The exercise: Omit all pictures, then retype the data exactly as given.

Input rows:
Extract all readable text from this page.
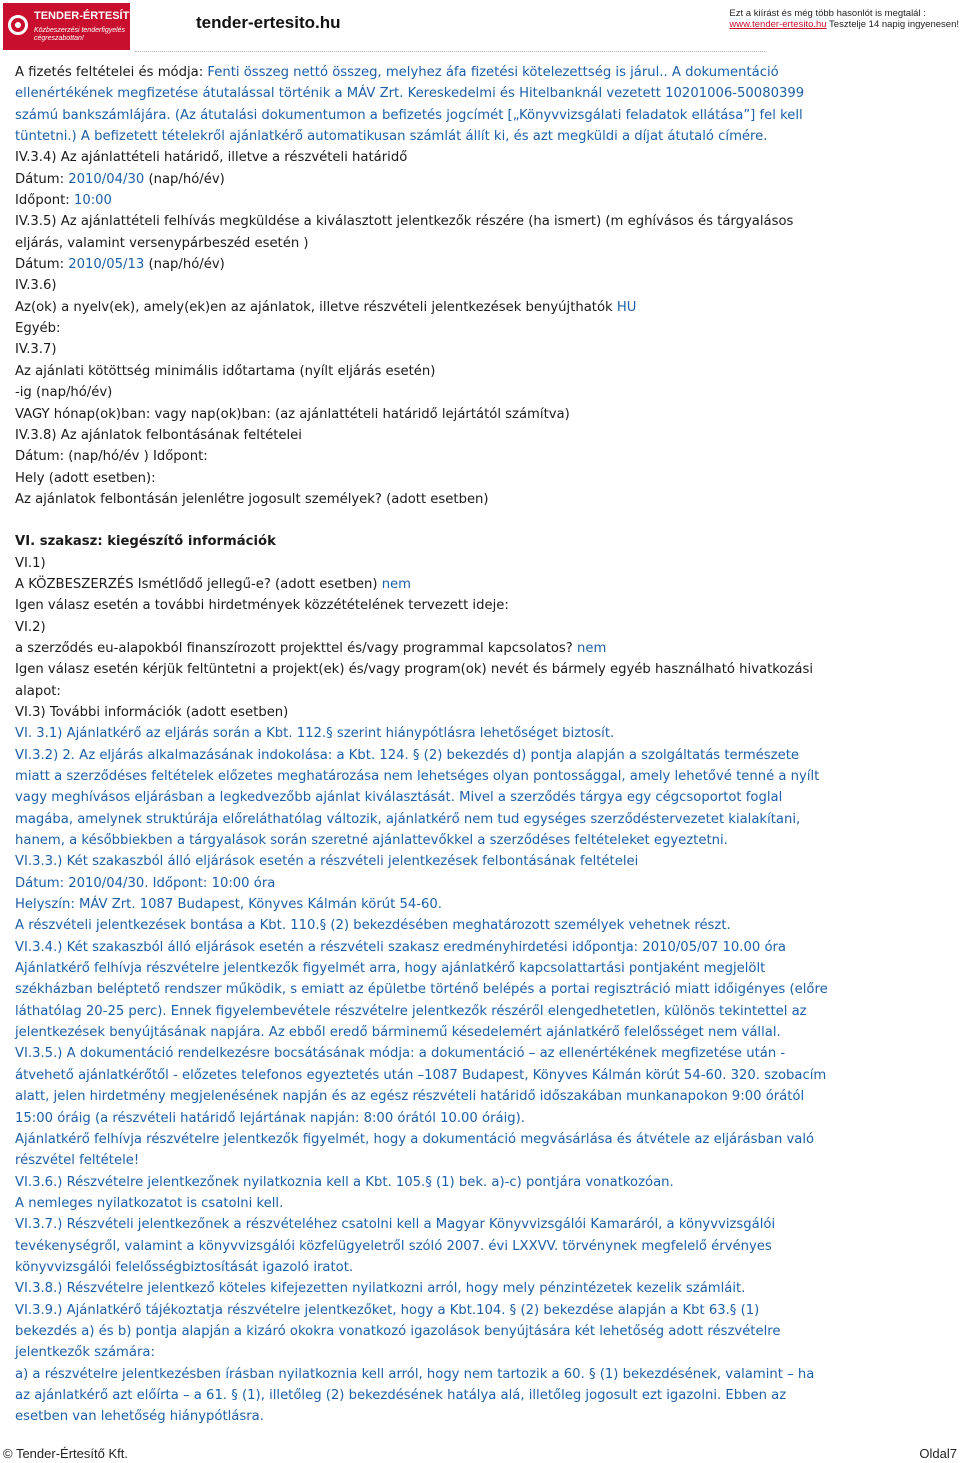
TENDER-ÉRTESÍTŐ.hu
Közbeszerzési tenderfigyelés cégreszabottan!
tender-ertesito.hu	Ezt a kiírást és még több hasonlót is megtalál :
www.tender-ertesito.hu Tesztelje 14 napig ingyenesen!

A fizetés feltételei és módja: Fenti összeg nettó összeg, melyhez áfa fizetési kötelezettség is járul.. A dokumentáció

ellenértékének megfizetése átutalással történik a MÁV Zrt. Kereskedelmi és Hitelbanknál vezetett 10201006-50080399

számú bankszámlájára. (Az átutalási dokumentumon a befizetés jogcímét [„Könyvvizsgálati feladatok ellátása”] fel kell

tüntetni.) A befizetett tételekről ajánlatkérő automatikusan számlát állít ki, és azt megküldi a díjat átutaló címére.

IV.3.4) Az ajánlattételi határidő, illetve a részvételi határidő

Dátum: 2010/04/30 (nap/hó/év)

Időpont: 10:00

IV.3.5) Az ajánlattételi felhívás megküldése a kiválasztott jelentkezők részére (ha ismert) (m eghívásos és tárgyalásos

eljárás, valamint versenypárbeszéd esetén )

Dátum: 2010/05/13 (nap/hó/év)

IV.3.6)

Az(ok) a nyelv(ek), amely(ek)en az ajánlatok, illetve részvételi jelentkezések benyújthatók HU

Egyéb:

IV.3.7)

Az ajánlati kötöttség minimális időtartama (nyílt eljárás esetén)

-ig (nap/hó/év)

VAGY hónap(ok)ban: vagy nap(ok)ban: (az ajánlattételi határidő lejártától számítva)

IV.3.8) Az ajánlatok felbontásának feltételei

Dátum: (nap/hó/év ) Időpont:

Hely (adott esetben):

Az ajánlatok felbontásán jelenlétre jogosult személyek? (adott esetben)

VI. szakasz: kiegészítő információk

VI.1)

A KÖZBESZERZÉS Ismétlődő jellegű-e? (adott esetben) nem

Igen válasz esetén a további hirdetmények közzétételének tervezett ideje:

VI.2)

a szerződés eu-alapokból finanszírozott projekttel és/vagy programmal kapcsolatos? nem

Igen válasz esetén kérjük feltüntetni a projekt(ek) és/vagy program(ok) nevét és bármely egyéb használható hivatkozási

alapot:

VI.3) További információk (adott esetben)

VI. 3.1) Ajánlatkérő az eljárás során a Kbt. 112.§ szerint hiánypótlásra lehetőséget biztosít.

VI.3.2) 2. Az eljárás alkalmazásának indokolása: a Kbt. 124. § (2) bekezdés d) pontja alapján a szolgáltatás természete

miatt a szerződéses feltételek előzetes meghatározása nem lehetséges olyan pontossággal, amely lehetővé tenné a nyílt

vagy meghívásos eljárásban a legkedvezőbb ajánlat kiválasztását. Mivel a szerződés tárgya egy cégcsoportot foglal

magába, amelynek struktúrája előreláthatólag változik, ajánlatkérő nem tud egységes szerződéstervezetet kialakítani,

hanem, a későbbiekben a tárgyalások során szeretné ajánlattevőkkel a szerződéses feltételeket egyeztetni.

VI.3.3.) Két szakaszból álló eljárások esetén a részvételi jelentkezések felbontásának feltételei

Dátum: 2010/04/30. Időpont: 10:00 óra

Helyszín: MÁV Zrt. 1087 Budapest, Könyves Kálmán körút 54-60.

A részvételi jelentkezések bontása a Kbt. 110.§ (2) bekezdésében meghatározott személyek vehetnek részt.

VI.3.4.) Két szakaszból álló eljárások esetén a részvételi szakasz eredményhirdetési időpontja: 2010/05/07 10.00 óra

Ajánlatkérő felhívja részvételre jelentkezők figyelmét arra, hogy ajánlatkérő kapcsolattartási pontjaként megjelölt

székházban beléptető rendszer működik, s emiatt az épületbe történő belépés a portai regisztráció miatt időigényes (előre

láthatólag 20-25 perc). Ennek figyelembevétele részvételre jelentkezők részéről elengedhetetlen, különös tekintettel az

jelentkezések benyújtásának napjára. Az ebből eredő bárminemű késedelemért ajánlatkérő felelősséget nem vállal.

VI.3.5.) A dokumentáció rendelkezésre bocsátásának módja: a dokumentáció – az ellenértékének megfizetése után -

átvehető ajánlatkérőtől - előzetes telefonos egyeztetés után –1087 Budapest, Könyves Kálmán körút 54-60. 320. szobacím

alatt, jelen hirdetmény megjelenésének napján és az egész részvételi határidő időszakában munkanapokon 9:00 órától

15:00 óráig (a részvételi határidő lejártának napján: 8:00 órától 10.00 óráig).

Ajánlatkérő felhívja részvételre jelentkezők figyelmét, hogy a dokumentáció megvásárlása és átvétele az eljárásban való

részvétel feltétele!

VI.3.6.) Részvételre jelentkezőnek nyilatkoznia kell a Kbt. 105.§ (1) bek. a)-c) pontjára vonatkozóan.

A nemleges nyilatkozatot is csatolni kell.

VI.3.7.) Részvételi jelentkezőnek a részvételéhez csatolni kell a Magyar Könyvvizsgálói Kamaráról, a könyvvizsgálói

tevékenységről, valamint a könyvvizsgálói közfelügyeletről szóló 2007. évi LXXVV. törvénynek megfelelő érvényes

könyvvizsgálói felelősségbiztosítását igazoló iratot.

VI.3.8.) Részvételre jelentkező köteles kifejezetten nyilatkozni arról, hogy mely pénzintézetek kezelik számláit.

VI.3.9.) Ajánlatkérő tájékoztatja részvételre jelentkezőket, hogy a Kbt.104. § (2) bekezdése alapján a Kbt 63.§ (1)

bekezdés a) és b) pontja alapján a kizáró okokra vonatkozó igazolások benyújtására két lehetőség adott részvételre

jelentkezők számára:

a) a részvételre jelentkezésben írásban nyilatkoznia kell arról, hogy nem tartozik a 60. § (1) bekezdésének, valamint – ha

az ajánlatkérő azt előírta – a 61. § (1), illetőleg (2) bekezdésének hatálya alá, illetőleg jogosult ezt igazolni. Ebben az

esetben van lehetőség hiánypótlásra.

© Tender-Értesítő Kft.	Oldal7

Answer to the exercise:
Extract all readable text from this page.
TENDER-ÉRTESÍTŐ.hu
Közbeszerzési tenderfigyelés cégreszabottan!
tender-ertesito.hu	Ezt a kiírást és még több hasonlót is megtalál :
www.tender-ertesito.hu Tesztelje 14 napig ingyenesen!

A fizetés feltételei és módja: Fenti összeg nettó összeg, melyhez áfa fizetési kötelezettség is járul.. A dokumentáció

ellenértékének megfizetése átutalással történik a MÁV Zrt. Kereskedelmi és Hitelbanknál vezetett 10201006-50080399

számú bankszámlájára. (Az átutalási dokumentumon a befizetés jogcímét [„Könyvvizsgálati feladatok ellátása”] fel kell

tüntetni.) A befizetett tételekről ajánlatkérő automatikusan számlát állít ki, és azt megküldi a díjat átutaló címére.

IV.3.4) Az ajánlattételi határidő, illetve a részvételi határidő

Dátum: 2010/04/30 (nap/hó/év)

Időpont: 10:00

IV.3.5) Az ajánlattételi felhívás megküldése a kiválasztott jelentkezők részére (ha ismert) (m eghívásos és tárgyalásos

eljárás, valamint versenypárbeszéd esetén )

Dátum: 2010/05/13 (nap/hó/év)

IV.3.6)

Az(ok) a nyelv(ek), amely(ek)en az ajánlatok, illetve részvételi jelentkezések benyújthatók HU

Egyéb:

IV.3.7)

Az ajánlati kötöttség minimális időtartama (nyílt eljárás esetén)

-ig (nap/hó/év)

VAGY hónap(ok)ban: vagy nap(ok)ban: (az ajánlattételi határidő lejártától számítva)

IV.3.8) Az ajánlatok felbontásának feltételei

Dátum: (nap/hó/év ) Időpont:

Hely (adott esetben):

Az ajánlatok felbontásán jelenlétre jogosult személyek? (adott esetben)

VI. szakasz: kiegészítő információk

VI.1)

A KÖZBESZERZÉS Ismétlődő jellegű-e? (adott esetben) nem

Igen válasz esetén a további hirdetmények közzétételének tervezett ideje:

VI.2)

a szerződés eu-alapokból finanszírozott projekttel és/vagy programmal kapcsolatos? nem

Igen válasz esetén kérjük feltüntetni a projekt(ek) és/vagy program(ok) nevét és bármely egyéb használható hivatkozási

alapot:

VI.3) További információk (adott esetben)

VI. 3.1) Ajánlatkérő az eljárás során a Kbt. 112.§ szerint hiánypótlásra lehetőséget biztosít.

VI.3.2) 2. Az eljárás alkalmazásának indokolása: a Kbt. 124. § (2) bekezdés d) pontja alapján a szolgáltatás természete

miatt a szerződéses feltételek előzetes meghatározása nem lehetséges olyan pontossággal, amely lehetővé tenné a nyílt

vagy meghívásos eljárásban a legkedvezőbb ajánlat kiválasztását. Mivel a szerződés tárgya egy cégcsoportot foglal

magába, amelynek struktúrája előreláthatólag változik, ajánlatkérő nem tud egységes szerződéstervezetet kialakítani,

hanem, a későbbiekben a tárgyalások során szeretné ajánlattevőkkel a szerződéses feltételeket egyeztetni.

VI.3.3.) Két szakaszból álló eljárások esetén a részvételi jelentkezések felbontásának feltételei

Dátum: 2010/04/30. Időpont: 10:00 óra

Helyszín: MÁV Zrt. 1087 Budapest, Könyves Kálmán körút 54-60.

A részvételi jelentkezések bontása a Kbt. 110.§ (2) bekezdésében meghatározott személyek vehetnek részt.

VI.3.4.) Két szakaszból álló eljárások esetén a részvételi szakasz eredményhirdetési időpontja: 2010/05/07 10.00 óra

Ajánlatkérő felhívja részvételre jelentkezők figyelmét arra, hogy ajánlatkérő kapcsolattartási pontjaként megjelölt

székházban beléptető rendszer működik, s emiatt az épületbe történő belépés a portai regisztráció miatt időigényes (előre

láthatólag 20-25 perc). Ennek figyelembevétele részvételre jelentkezők részéről elengedhetetlen, különös tekintettel az

jelentkezések benyújtásának napjára. Az ebből eredő bárminemű késedelemért ajánlatkérő felelősséget nem vállal.

VI.3.5.) A dokumentáció rendelkezésre bocsátásának módja: a dokumentáció – az ellenértékének megfizetése után -

átvehető ajánlatkérőtől - előzetes telefonos egyeztetés után –1087 Budapest, Könyves Kálmán körút 54-60. 320. szobacím

alatt, jelen hirdetmény megjelenésének napján és az egész részvételi határidő időszakában munkanapokon 9:00 órától

15:00 óráig (a részvételi határidő lejártának napján: 8:00 órától 10.00 óráig).

Ajánlatkérő felhívja részvételre jelentkezők figyelmét, hogy a dokumentáció megvásárlása és átvétele az eljárásban való

részvétel feltétele!

VI.3.6.) Részvételre jelentkezőnek nyilatkoznia kell a Kbt. 105.§ (1) bek. a)-c) pontjára vonatkozóan.

A nemleges nyilatkozatot is csatolni kell.

VI.3.7.) Részvételi jelentkezőnek a részvételéhez csatolni kell a Magyar Könyvvizsgálói Kamaráról, a könyvvizsgálói

tevékenységről, valamint a könyvvizsgálói közfelügyeletről szóló 2007. évi LXXVV. törvénynek megfelelő érvényes

könyvvizsgálói felelősségbiztosítását igazoló iratot.

VI.3.8.) Részvételre jelentkező köteles kifejezetten nyilatkozni arról, hogy mely pénzintézetek kezelik számláit.

VI.3.9.) Ajánlatkérő tájékoztatja részvételre jelentkezőket, hogy a Kbt.104. § (2) bekezdése alapján a Kbt 63.§ (1)

bekezdés a) és b) pontja alapján a kizáró okokra vonatkozó igazolások benyújtására két lehetőség adott részvételre

jelentkezők számára:

a) a részvételre jelentkezésben írásban nyilatkoznia kell arról, hogy nem tartozik a 60. § (1) bekezdésének, valamint – ha

az ajánlatkérő azt előírta – a 61. § (1), illetőleg (2) bekezdésének hatálya alá, illetőleg jogosult ezt igazolni. Ebben az

esetben van lehetőség hiánypótlásra.

© Tender-Értesítő Kft.	Oldal7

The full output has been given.